- _Given exercise_: Look through the listing for the word "Deer". Copy each line that has it.

- _Records for this exercise_:
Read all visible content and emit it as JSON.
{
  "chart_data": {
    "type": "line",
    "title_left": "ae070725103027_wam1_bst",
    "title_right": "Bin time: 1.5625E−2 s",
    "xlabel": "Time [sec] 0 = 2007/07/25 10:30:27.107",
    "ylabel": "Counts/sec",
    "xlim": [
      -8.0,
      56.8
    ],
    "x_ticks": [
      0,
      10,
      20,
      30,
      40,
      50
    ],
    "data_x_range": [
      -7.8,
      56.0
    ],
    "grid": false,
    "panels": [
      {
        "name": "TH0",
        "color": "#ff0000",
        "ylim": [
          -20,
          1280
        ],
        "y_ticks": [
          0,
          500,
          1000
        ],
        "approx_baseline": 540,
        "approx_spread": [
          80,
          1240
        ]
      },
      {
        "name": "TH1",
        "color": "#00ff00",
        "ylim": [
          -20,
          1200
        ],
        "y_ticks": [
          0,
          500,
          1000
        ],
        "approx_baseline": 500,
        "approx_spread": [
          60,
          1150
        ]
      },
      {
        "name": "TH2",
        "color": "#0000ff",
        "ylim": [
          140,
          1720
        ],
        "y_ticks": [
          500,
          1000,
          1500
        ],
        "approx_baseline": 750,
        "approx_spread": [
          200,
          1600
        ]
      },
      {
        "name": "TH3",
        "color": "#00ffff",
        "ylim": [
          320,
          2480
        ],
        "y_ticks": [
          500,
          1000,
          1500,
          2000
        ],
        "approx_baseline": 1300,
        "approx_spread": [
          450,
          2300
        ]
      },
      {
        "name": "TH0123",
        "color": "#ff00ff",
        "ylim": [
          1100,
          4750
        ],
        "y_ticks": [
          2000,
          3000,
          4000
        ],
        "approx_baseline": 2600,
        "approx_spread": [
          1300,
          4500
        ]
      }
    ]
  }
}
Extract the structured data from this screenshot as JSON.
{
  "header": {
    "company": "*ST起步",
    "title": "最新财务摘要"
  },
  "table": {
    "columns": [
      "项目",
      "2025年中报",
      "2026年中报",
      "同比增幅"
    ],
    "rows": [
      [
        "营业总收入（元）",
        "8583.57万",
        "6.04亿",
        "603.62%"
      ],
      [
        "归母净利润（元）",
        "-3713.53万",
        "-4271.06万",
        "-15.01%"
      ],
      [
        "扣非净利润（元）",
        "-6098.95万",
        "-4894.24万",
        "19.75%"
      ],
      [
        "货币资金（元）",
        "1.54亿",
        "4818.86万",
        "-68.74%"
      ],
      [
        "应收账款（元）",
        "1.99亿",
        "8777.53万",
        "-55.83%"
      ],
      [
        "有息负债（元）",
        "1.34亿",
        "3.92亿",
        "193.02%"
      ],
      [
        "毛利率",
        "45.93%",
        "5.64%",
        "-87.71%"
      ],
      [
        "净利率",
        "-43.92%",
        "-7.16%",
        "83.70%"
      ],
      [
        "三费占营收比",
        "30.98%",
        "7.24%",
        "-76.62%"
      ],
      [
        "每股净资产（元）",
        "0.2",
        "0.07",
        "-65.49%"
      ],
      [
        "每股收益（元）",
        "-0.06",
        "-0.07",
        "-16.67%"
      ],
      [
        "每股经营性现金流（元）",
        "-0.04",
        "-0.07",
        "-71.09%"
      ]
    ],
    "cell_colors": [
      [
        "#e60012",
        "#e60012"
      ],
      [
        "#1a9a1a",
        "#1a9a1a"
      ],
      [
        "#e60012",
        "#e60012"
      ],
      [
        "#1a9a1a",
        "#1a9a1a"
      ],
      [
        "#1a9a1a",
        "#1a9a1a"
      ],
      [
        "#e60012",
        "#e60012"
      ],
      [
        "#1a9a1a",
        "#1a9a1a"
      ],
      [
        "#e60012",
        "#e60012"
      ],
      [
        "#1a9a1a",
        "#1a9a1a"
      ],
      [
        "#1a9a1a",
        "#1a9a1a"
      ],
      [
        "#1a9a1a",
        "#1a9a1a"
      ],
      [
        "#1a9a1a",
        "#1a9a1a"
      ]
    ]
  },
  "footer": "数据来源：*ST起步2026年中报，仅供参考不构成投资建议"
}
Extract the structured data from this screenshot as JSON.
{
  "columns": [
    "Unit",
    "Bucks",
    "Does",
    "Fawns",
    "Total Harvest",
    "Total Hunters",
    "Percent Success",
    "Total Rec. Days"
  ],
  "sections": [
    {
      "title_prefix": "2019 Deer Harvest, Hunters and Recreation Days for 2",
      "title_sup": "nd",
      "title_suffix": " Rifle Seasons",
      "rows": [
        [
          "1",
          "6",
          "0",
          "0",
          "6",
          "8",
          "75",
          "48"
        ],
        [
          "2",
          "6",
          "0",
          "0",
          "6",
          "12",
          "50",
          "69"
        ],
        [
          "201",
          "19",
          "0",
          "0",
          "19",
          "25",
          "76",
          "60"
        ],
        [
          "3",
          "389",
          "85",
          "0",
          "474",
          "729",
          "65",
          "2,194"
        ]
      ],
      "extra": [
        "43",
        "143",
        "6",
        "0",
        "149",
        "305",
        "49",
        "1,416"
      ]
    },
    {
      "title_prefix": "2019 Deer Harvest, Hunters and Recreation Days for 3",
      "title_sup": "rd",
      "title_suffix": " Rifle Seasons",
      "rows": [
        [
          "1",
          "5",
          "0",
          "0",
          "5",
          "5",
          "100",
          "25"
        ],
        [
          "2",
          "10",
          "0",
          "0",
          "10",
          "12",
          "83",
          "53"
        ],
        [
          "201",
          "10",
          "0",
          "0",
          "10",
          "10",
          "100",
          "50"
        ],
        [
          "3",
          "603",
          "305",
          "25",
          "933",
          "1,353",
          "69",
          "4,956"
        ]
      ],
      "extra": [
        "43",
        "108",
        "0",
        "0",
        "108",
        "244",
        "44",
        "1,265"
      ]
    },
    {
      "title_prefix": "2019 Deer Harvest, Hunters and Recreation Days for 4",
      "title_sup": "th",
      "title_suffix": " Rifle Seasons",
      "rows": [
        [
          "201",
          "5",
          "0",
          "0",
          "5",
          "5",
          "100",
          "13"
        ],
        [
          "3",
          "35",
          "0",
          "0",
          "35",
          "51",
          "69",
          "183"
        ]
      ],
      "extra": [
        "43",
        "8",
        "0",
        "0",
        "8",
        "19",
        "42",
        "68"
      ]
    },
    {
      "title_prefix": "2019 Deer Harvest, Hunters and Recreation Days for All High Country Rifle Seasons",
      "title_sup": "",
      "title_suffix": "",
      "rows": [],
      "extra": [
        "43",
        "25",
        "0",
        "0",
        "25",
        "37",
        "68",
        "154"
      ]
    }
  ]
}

- _Result of the task_:
      "title_prefix": "2019 Deer Harvest, Hunters and Recreation Days for 2",
      "title_prefix": "2019 Deer Harvest, Hunters and Recreation Days for 3",
      "title_prefix": "2019 Deer Harvest, Hunters and Recreation Days for 4",
      "title_prefix": "2019 Deer Harvest, Hunters and Recreation Days for All High Country Rifle Seasons",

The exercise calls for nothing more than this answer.